Short exercise: Every record should be written out exactly, please.

Recorded data:
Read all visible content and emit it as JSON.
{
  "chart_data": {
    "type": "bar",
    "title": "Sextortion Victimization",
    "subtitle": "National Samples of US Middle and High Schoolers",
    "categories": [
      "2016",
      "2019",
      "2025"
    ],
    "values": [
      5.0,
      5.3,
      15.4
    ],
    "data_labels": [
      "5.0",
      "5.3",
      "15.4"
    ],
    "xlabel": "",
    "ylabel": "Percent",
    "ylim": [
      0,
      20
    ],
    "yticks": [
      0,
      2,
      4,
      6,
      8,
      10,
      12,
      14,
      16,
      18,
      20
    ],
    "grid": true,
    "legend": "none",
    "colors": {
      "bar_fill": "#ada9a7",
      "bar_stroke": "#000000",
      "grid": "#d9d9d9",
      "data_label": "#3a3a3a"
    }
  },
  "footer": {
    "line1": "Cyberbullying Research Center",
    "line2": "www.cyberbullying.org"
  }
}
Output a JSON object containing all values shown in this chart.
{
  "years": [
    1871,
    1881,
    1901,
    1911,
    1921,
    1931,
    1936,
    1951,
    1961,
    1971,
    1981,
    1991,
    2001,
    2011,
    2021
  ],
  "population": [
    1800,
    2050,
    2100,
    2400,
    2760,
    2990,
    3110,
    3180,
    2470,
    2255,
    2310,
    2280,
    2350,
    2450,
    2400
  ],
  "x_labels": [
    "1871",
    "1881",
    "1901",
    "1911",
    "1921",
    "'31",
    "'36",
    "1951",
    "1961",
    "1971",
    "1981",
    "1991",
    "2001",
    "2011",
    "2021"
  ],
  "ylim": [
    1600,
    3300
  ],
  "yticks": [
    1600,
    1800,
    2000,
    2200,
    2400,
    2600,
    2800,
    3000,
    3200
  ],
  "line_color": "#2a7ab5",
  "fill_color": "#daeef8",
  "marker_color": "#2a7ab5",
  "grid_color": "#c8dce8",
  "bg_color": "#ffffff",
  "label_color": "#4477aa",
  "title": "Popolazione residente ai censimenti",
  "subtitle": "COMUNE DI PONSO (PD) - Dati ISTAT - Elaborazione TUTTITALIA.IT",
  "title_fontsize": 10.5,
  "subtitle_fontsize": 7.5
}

In response:
Read all visible content and emit it as JSON.
{
  "chart_data": {
    "type": "bar",
    "title": "Sextortion Victimization",
    "subtitle": "National Samples of US Middle and High Schoolers",
    "categories": [
      "2016",
      "2019",
      "2025"
    ],
    "values": [
      5.0,
      5.3,
      15.4
    ],
    "data_labels": [
      "5.0",
      "5.3",
      "15.4"
    ],
    "xlabel": "",
    "ylabel": "Percent",
    "ylim": [
      0,
      20
    ],
    "yticks": [
      0,
      2,
      4,
      6,
      8,
      10,
      12,
      14,
      16,
      18,
      20
    ],
    "grid": true,
    "legend": "none",
    "colors": {
      "bar_fill": "#ada9a7",
      "bar_stroke": "#000000",
      "grid": "#d9d9d9",
      "data_label": "#3a3a3a"
    }
  },
  "footer": {
    "line1": "Cyberbullying Research Center",
    "line2": "www.cyberbullying.org"
  }
}
Output a JSON object containing all values shown in this chart.
{
  "years": [
    1871,
    1881,
    1901,
    1911,
    1921,
    1931,
    1936,
    1951,
    1961,
    1971,
    1981,
    1991,
    2001,
    2011,
    2021
  ],
  "population": [
    1800,
    2050,
    2100,
    2400,
    2760,
    2990,
    3110,
    3180,
    2470,
    2255,
    2310,
    2280,
    2350,
    2450,
    2400
  ],
  "x_labels": [
    "1871",
    "1881",
    "1901",
    "1911",
    "1921",
    "'31",
    "'36",
    "1951",
    "1961",
    "1971",
    "1981",
    "1991",
    "2001",
    "2011",
    "2021"
  ],
  "ylim": [
    1600,
    3300
  ],
  "yticks": [
    1600,
    1800,
    2000,
    2200,
    2400,
    2600,
    2800,
    3000,
    3200
  ],
  "line_color": "#2a7ab5",
  "fill_color": "#daeef8",
  "marker_color": "#2a7ab5",
  "grid_color": "#c8dce8",
  "bg_color": "#ffffff",
  "label_color": "#4477aa",
  "title": "Popolazione residente ai censimenti",
  "subtitle": "COMUNE DI PONSO (PD) - Dati ISTAT - Elaborazione TUTTITALIA.IT",
  "title_fontsize": 10.5,
  "subtitle_fontsize": 7.5
}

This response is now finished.